» **PROBLEMS TO SOLVE**
(1) Name every database client driver or interface mentioned in the message below about the bytea_output change.
(2) In the message below about the bytea_output change, reproduce the stretch from "8.3 was _bad_." through "round-tripped bytea data." word for word.

» **TEXT SECTION**
────

8.3 was _bad_. It's been a major upgrade barrier, and a huge pain.
I was also very unhappy with the way that the bytea_output change worked
out. I didn't have any idea it'd work out that way, but it caused a fair
bit of data corruption for real-world users because some client drivers
liked to interpret 'hex' format data as 'escape', then re-escape it when
writing it back to the server.
PHP's `pg' driver was notably at fault here - I'm not sure it supports
'hex' even now. It's mostly deprecated in favour of PDO, but it's still
in heavy use even in new code (you know, PHP users). It also took quite
some time for Ruby's "Pg" gem to stop mangling round-tripped bytea data.

────

» **SOURCE MATERIAL**
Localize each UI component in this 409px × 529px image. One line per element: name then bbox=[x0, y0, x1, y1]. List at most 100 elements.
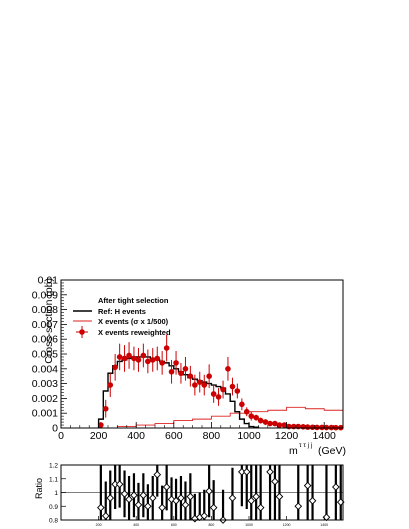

────

» **ANSWER LIST**
(1)
- PHP's `pg' driver
- PDO
- Ruby's "Pg" gem

(2)
8.3 was _bad_. It's been a major upgrade barrier, and a huge pain.
I was also very unhappy with the way that the bytea_output change worked
out. I didn't have any idea it'd work out that way, but it caused a fair
bit of data corruption for real-world users because some client drivers
liked to interpret 'hex' format data as 'escape', then re-escape it when
writing it back to the server.
PHP's `pg' driver was notably at fault here - I'm not sure it supports
'hex' even now. It's mostly deprecated in favour of PDO, but it's still
in heavy use even in new code (you know, PHP users). It also took quite
some time for Ruby's "Pg" gem to stop mangling round-tripped bytea data.